**The problem**
Using the data below, copy every line that contains the word "teórico".

* begin Task data *

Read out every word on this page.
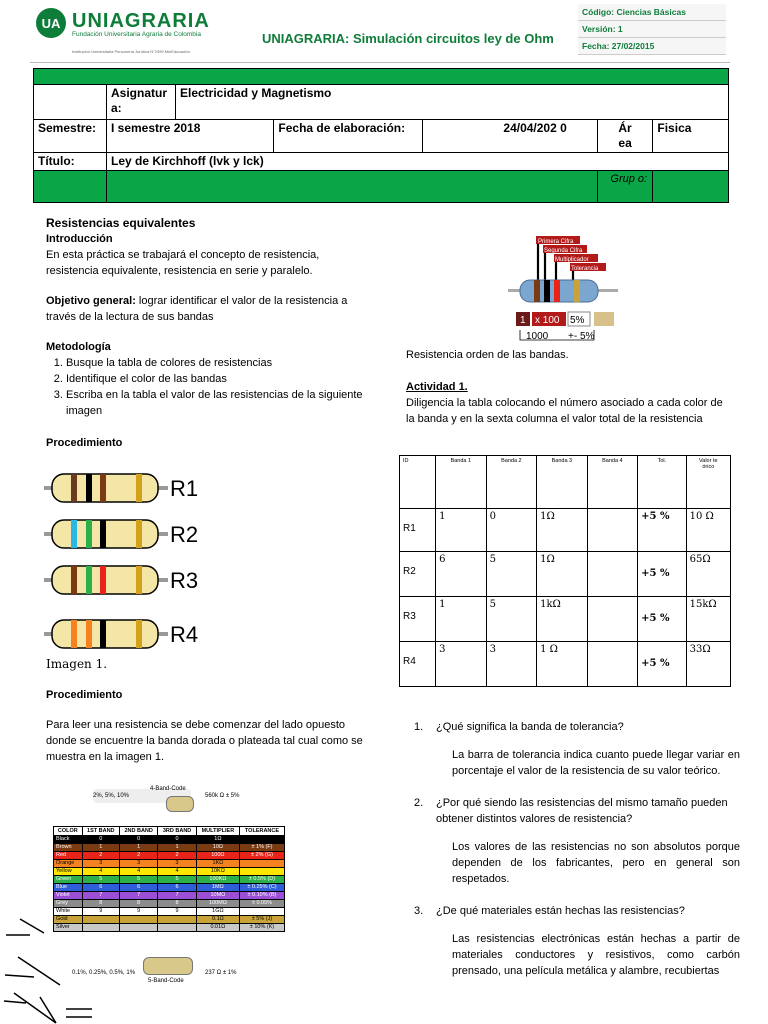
UA UNIAGRARIA
Fundación Universitaria Agraria de Colombia
Institución Universitaria Personería Jurídica N°2399 MinEducación
UNIAGRARIA: Simulación circuitos ley de Ohm
Código: Ciencias Básicas
Versión: 1
Fecha: 27/02/2015

	Asignatur a:	Electricidad y Magnetismo				
Semestre:	I semestre 2018		Fecha de elaboración:	24/04/202 0	Ár ea	Fisica
Título:	Ley de Kirchhoff (lvk y lck)					
					Grup o:	
Resistencias equivalentes
Introducción
En esta práctica se trabajará el concepto de resistencia, resistencia equivalente, resistencia en serie y paralelo.
Objetivo general: lograr identificar el valor de la resistencia a través de la lectura de sus bandas
Metodología
1. Busque la tabla de colores de resistencias
2. Identifique el color de las bandas
3. Escriba en la tabla el valor de las resistencias de la siguiente imagen
Procedimiento
R1
R2
R3
R4
Imagen 1.
Procedimiento
Para leer una resistencia se debe comenzar del lado opuesto donde se encuentre la banda dorada o plateada tal cual como se muestra en la imagen 1.
2%, 5%, 10%
4-Band-Code
560k Ω ± 5%
COLOR	1ST BAND	2ND BAND	3RD BAND	MULTIPLIER	TOLERANCE
Black	0	0	0	1Ω	
Brown	1	1	1	10Ω	± 1% (F)
Red	2	2	2	100Ω	± 2% (G)
Orange	3	3	3	1KΩ	
Yellow	4	4	4	10KΩ	
Green	5	5	5	100KΩ	± 0.5% (D)
Blue	6	6	6	1MΩ	± 0.25% (C)
Violet	7	7	7	10MΩ	± 0.10% (B)
Grey	8	8	8	100MΩ	± 0.05%
White	9	9	9	1GΩ	
Gold				0.1Ω	± 5% (J)
Silver				0.01Ω	± 10% (K)
0.1%, 0.25%, 0.5%, 1%
5-Band-Code
237 Ω ± 1%
Primera Cifra
Segunda Cifra
Multiplicador
Tolerancia
1 x 100 5%
1000 +- 5%
Resistencia orden de las bandas.
Actividad 1.
Diligencia la tabla colocando el número asociado a cada color de la banda y en la sexta columna el valor total de la resistencia
ID	Banda 1	Banda 2	Banda 3	Banda 4	Tol.	Valor teórico
R1	1	0	1Ω		+5 %	10 Ω
R2	6	5	1Ω		+5 %	65Ω
R3	1	5	1kΩ		+5 %	15kΩ
R4	3	3	1 Ω		+5 %	33Ω
1.	¿Qué significa la banda de tolerancia?
La barra de tolerancia indica cuanto puede llegar variar en porcentaje el valor de la resistencia de su valor teórico.
2.	¿Por qué siendo las resistencias del mismo tamaño pueden obtener distintos valores de resistencia?
Los valores de las resistencias no son absolutos porque dependen de los fabricantes, pero en general son respetados.
3.	¿De qué materiales están hechas las resistencias?
Las resistencias electrónicas están hechas a partir de materiales conductores y resistivos, como carbón prensado, una película metálica y alambre, recubiertas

* end Task data *

**Exercise solution**
ID	Banda 1	Banda 2	Banda 3	Banda 4	Tol.	Valor teórico
La barra de tolerancia indica cuanto puede llegar variar en porcentaje el valor de la resistencia de su valor teórico.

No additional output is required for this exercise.